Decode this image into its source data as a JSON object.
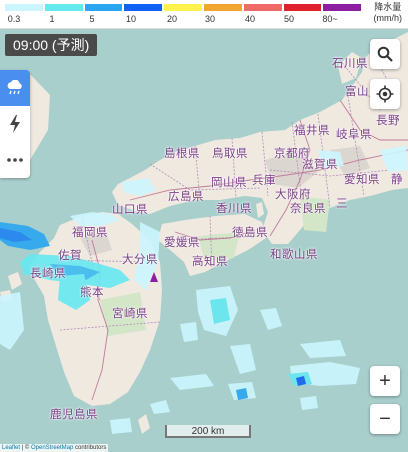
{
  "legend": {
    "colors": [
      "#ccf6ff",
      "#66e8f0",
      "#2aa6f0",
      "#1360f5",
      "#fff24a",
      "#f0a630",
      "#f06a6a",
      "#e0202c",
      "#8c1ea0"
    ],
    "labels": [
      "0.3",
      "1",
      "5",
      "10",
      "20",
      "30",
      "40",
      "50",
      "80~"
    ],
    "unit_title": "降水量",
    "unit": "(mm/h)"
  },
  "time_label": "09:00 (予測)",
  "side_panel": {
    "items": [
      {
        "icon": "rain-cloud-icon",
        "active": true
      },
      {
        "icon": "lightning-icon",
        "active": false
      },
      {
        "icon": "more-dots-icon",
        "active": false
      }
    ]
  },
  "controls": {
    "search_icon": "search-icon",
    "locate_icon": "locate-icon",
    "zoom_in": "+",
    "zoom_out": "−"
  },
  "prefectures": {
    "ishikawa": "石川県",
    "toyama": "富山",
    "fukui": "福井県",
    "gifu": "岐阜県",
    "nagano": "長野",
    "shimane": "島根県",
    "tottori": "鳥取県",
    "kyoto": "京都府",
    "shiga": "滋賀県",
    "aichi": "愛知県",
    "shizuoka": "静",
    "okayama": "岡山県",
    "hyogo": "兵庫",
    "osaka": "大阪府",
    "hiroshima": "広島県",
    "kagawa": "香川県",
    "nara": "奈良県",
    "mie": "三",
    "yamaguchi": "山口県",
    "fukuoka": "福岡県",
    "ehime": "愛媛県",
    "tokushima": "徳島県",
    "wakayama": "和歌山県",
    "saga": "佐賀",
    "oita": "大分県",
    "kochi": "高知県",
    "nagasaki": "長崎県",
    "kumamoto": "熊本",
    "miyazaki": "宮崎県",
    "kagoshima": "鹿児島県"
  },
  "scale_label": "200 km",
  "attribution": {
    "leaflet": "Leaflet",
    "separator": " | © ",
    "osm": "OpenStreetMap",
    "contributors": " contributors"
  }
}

Exercise brief = Repeat the material above verbatim, with no pictures in the output.

The solution =
Decode this image into its source data as a JSON object.
{
  "legend": {
    "colors": [
      "#ccf6ff",
      "#66e8f0",
      "#2aa6f0",
      "#1360f5",
      "#fff24a",
      "#f0a630",
      "#f06a6a",
      "#e0202c",
      "#8c1ea0"
    ],
    "labels": [
      "0.3",
      "1",
      "5",
      "10",
      "20",
      "30",
      "40",
      "50",
      "80~"
    ],
    "unit_title": "降水量",
    "unit": "(mm/h)"
  },
  "time_label": "09:00 (予測)",
  "side_panel": {
    "items": [
      {
        "icon": "rain-cloud-icon",
        "active": true
      },
      {
        "icon": "lightning-icon",
        "active": false
      },
      {
        "icon": "more-dots-icon",
        "active": false
      }
    ]
  },
  "controls": {
    "search_icon": "search-icon",
    "locate_icon": "locate-icon",
    "zoom_in": "+",
    "zoom_out": "−"
  },
  "prefectures": {
    "ishikawa": "石川県",
    "toyama": "富山",
    "fukui": "福井県",
    "gifu": "岐阜県",
    "nagano": "長野",
    "shimane": "島根県",
    "tottori": "鳥取県",
    "kyoto": "京都府",
    "shiga": "滋賀県",
    "aichi": "愛知県",
    "shizuoka": "静",
    "okayama": "岡山県",
    "hyogo": "兵庫",
    "osaka": "大阪府",
    "hiroshima": "広島県",
    "kagawa": "香川県",
    "nara": "奈良県",
    "mie": "三",
    "yamaguchi": "山口県",
    "fukuoka": "福岡県",
    "ehime": "愛媛県",
    "tokushima": "徳島県",
    "wakayama": "和歌山県",
    "saga": "佐賀",
    "oita": "大分県",
    "kochi": "高知県",
    "nagasaki": "長崎県",
    "kumamoto": "熊本",
    "miyazaki": "宮崎県",
    "kagoshima": "鹿児島県"
  },
  "scale_label": "200 km",
  "attribution": {
    "leaflet": "Leaflet",
    "separator": " | © ",
    "osm": "OpenStreetMap",
    "contributors": " contributors"
  }
}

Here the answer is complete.